+++ Input data
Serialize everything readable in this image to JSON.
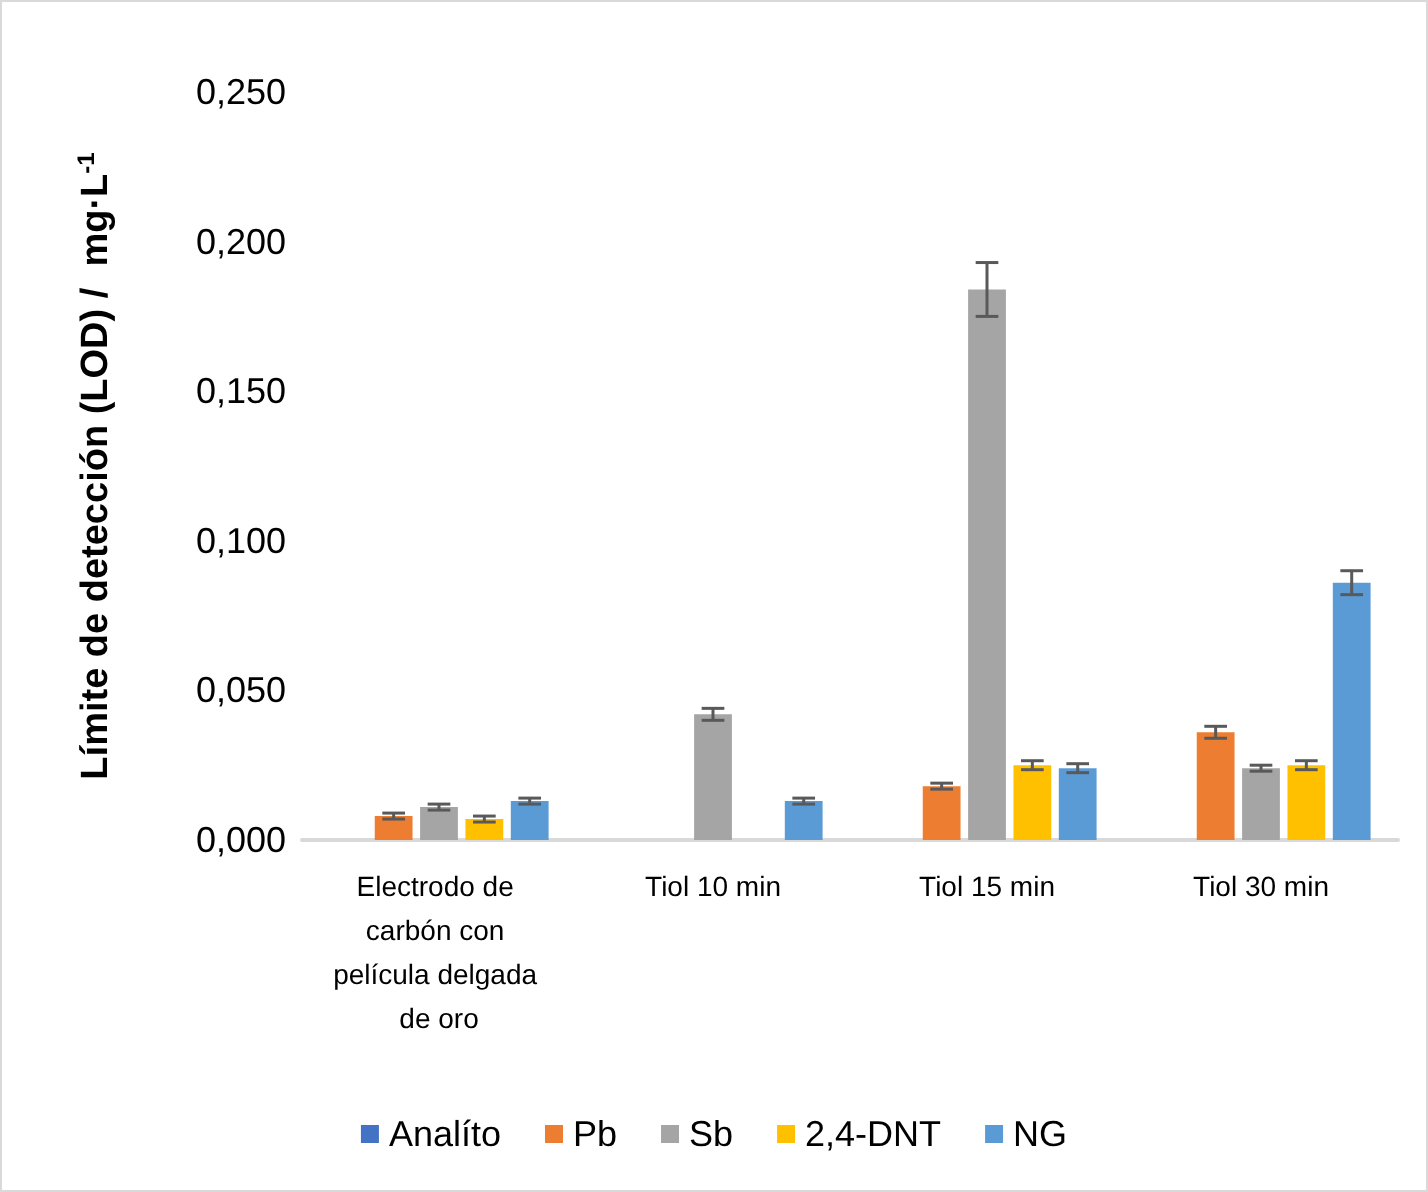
{
  "chart_data": {
    "type": "bar",
    "ylabel": "Límite de detección (LOD) /  mg·L$^{-1}$",
    "categories": [
      "Electrodo de carbón con película delgada de oro",
      "Tiol 10 min",
      "Tiol 15 min",
      "Tiol 30 min"
    ],
    "series": [
      {
        "name": "Analíto",
        "color": "#4472c4",
        "values": [
          0,
          0,
          0,
          0
        ]
      },
      {
        "name": "Pb",
        "color": "#ed7d31",
        "values": [
          0.008,
          0,
          0.018,
          0.036
        ],
        "errors": [
          0.001,
          null,
          0.001,
          0.002
        ]
      },
      {
        "name": "Sb",
        "color": "#a5a5a5",
        "values": [
          0.011,
          0.042,
          0.184,
          0.024
        ],
        "errors": [
          0.001,
          0.002,
          0.009,
          0.001
        ]
      },
      {
        "name": "2,4-DNT",
        "color": "#ffc000",
        "values": [
          0.007,
          0,
          0.025,
          0.025
        ],
        "errors": [
          0.001,
          null,
          0.0015,
          0.0015
        ]
      },
      {
        "name": "NG",
        "color": "#5b9bd5",
        "values": [
          0.013,
          0.013,
          0.024,
          0.086
        ],
        "errors": [
          0.001,
          0.001,
          0.0015,
          0.004
        ]
      }
    ],
    "ylim": [
      0,
      0.25
    ],
    "yticks": [
      {
        "value": 0,
        "label": "0,000"
      },
      {
        "value": 0.05,
        "label": "0,050"
      },
      {
        "value": 0.1,
        "label": "0,100"
      },
      {
        "value": 0.15,
        "label": "0,150"
      },
      {
        "value": 0.2,
        "label": "0,200"
      },
      {
        "value": 0.25,
        "label": "0,250"
      }
    ],
    "grid": false,
    "legend": "bottom"
  }
}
++++++
Which lines of the material contain the string "color"? List each of them.

Result of the task:
        "color": "#4472c4",
        "color": "#ed7d31",
        "color": "#a5a5a5",
        "color": "#ffc000",
        "color": "#5b9bd5",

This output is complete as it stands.